Court Opinion

ID: 9572062
Source: CourtListenerOpinion
Date Created: 2023-08-21 20:38:01.016707+00
Date Added: 2024-06-11T12:31:28.088015
License: Public Domain

*799Benham, Chief Justice,
dissenting.
Because I do not agree that this Court can decide on the record of this case that the petitioners made knowing and intelligent waivers of their right to counsel at the hearing at which they entered guilty pleas, I must dissent from the affirmance of the habeas corpus court’s denial of the writ of habeas corpus.

○ ○ ○

■ **REQUIRED TASKS**
[a] Summarize the dissenting opinion in one sentence.
[b] For each statement, say yes or no according to the dissenting opinion and quote the words that decide it. (i) The petitioners entered guilty pleas at the hearing in question. (ii) The habeas corpus court granted the writ of habeas corpus. (iii) The dissent accepts that the record shows the petitioners knowingly and intelligently waived counsel.
[c] Carry on the dissenting opinion with a paragraph that picks up after its final sentence.

○ ○ ○

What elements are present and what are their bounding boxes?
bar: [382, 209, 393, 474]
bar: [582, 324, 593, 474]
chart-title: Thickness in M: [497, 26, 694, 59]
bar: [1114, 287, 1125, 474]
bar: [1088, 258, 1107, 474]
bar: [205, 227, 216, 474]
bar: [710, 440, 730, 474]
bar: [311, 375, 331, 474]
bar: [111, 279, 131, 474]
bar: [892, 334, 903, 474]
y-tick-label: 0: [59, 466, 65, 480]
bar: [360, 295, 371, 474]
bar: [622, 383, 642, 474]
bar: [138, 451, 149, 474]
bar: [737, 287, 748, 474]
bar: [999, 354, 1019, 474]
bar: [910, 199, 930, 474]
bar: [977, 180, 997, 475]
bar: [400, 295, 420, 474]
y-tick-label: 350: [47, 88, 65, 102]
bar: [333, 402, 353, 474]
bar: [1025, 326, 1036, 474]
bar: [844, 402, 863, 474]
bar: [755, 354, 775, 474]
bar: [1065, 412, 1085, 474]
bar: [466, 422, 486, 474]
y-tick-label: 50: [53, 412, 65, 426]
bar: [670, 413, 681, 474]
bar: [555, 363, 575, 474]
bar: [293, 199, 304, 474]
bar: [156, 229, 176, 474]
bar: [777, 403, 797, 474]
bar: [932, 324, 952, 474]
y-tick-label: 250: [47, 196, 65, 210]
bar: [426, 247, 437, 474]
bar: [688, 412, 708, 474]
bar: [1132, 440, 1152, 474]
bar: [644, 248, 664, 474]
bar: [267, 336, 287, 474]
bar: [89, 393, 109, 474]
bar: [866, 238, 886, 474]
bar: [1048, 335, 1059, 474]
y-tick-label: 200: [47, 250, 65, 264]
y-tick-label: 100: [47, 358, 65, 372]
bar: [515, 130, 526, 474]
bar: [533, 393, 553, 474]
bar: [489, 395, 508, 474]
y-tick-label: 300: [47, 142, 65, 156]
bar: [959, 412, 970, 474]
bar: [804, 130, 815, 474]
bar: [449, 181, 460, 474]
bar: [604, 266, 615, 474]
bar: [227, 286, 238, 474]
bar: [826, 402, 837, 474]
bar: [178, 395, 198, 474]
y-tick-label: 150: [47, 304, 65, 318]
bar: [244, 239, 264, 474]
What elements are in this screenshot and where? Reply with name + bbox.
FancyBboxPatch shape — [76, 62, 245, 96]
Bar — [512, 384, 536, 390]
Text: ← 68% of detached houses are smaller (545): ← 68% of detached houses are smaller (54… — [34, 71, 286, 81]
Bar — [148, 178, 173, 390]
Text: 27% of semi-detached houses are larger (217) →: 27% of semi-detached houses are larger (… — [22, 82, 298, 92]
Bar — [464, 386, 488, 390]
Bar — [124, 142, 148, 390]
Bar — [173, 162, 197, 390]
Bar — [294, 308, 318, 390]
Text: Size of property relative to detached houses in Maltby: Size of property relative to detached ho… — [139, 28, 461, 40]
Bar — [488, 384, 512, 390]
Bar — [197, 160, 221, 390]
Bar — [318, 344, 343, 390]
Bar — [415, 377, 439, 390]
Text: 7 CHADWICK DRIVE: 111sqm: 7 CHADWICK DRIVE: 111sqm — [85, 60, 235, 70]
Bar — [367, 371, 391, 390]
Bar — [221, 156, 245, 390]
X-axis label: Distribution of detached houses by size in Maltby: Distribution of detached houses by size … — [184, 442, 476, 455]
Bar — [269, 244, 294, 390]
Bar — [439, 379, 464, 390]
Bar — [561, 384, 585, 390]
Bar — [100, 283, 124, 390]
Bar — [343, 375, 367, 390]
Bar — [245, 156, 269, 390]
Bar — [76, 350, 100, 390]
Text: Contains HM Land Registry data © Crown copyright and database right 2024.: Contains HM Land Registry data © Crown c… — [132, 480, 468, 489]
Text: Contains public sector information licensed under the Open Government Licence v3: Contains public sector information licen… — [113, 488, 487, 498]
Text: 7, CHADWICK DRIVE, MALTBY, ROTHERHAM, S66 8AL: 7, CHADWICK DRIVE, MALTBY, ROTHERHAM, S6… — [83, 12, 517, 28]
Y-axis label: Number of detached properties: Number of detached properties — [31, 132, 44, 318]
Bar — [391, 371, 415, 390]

○ ○ ○

■ **EXPECTED RESULTS**
[a] Chief Justice Benham dissents from the affirmance of the habeas corpus court's denial of the writ, on the ground that the Court cannot decide on this record that the petitioners made knowing and intelligent waivers of their right to counsel at the hearing where they entered guilty pleas.

[b]
(i) Yes: "the hearing at which they entered guilty pleas"
(ii) No: "the habeas corpus court’s denial of the writ of habeas corpus"
(iii) No: "I do not agree that this Court can decide on the record of this case that the petitioners made knowing and intelligent waivers of their right to counsel"

[c]
In holding that the petitioners’ waivers were valid because their right to counsel was explained to them at some point in the guilty plea “process,” the majority opinion ignores the fundamental principle for which it cites Von Moltke v. Gillies, 332 U. S. 708, 721 (68 SC 316, 92 LE2d 309) (1948), that the right to counsel is as important to a defendant who must decide whether to plead guilty as it is to a defendant who stands trial. While it may be correct that sometime during the “process” of petitioners’ guilty pleas, their right to counsel was explained, it is clear from the record that they were required to announce their pleas before such explanations were complete. Thus, although the U. S. Supreme Court expressed in Von Moltke, supra, the importance of counsel in making the decision whether to plead guilty, the majority opinion finds it acceptable that defendants be acquainted with that right only after having made the decision to enter a guilty plea. A right which is explained to a defendant only after the defendant has begun the “process” of pleading guilty by admitting guilt is a hollow right indeed. I believe the petitioners in this case were entitled, prior to announcing their pleas, to be acquainted with their right to the assistance of counsel in making the decision whether to plead guilty.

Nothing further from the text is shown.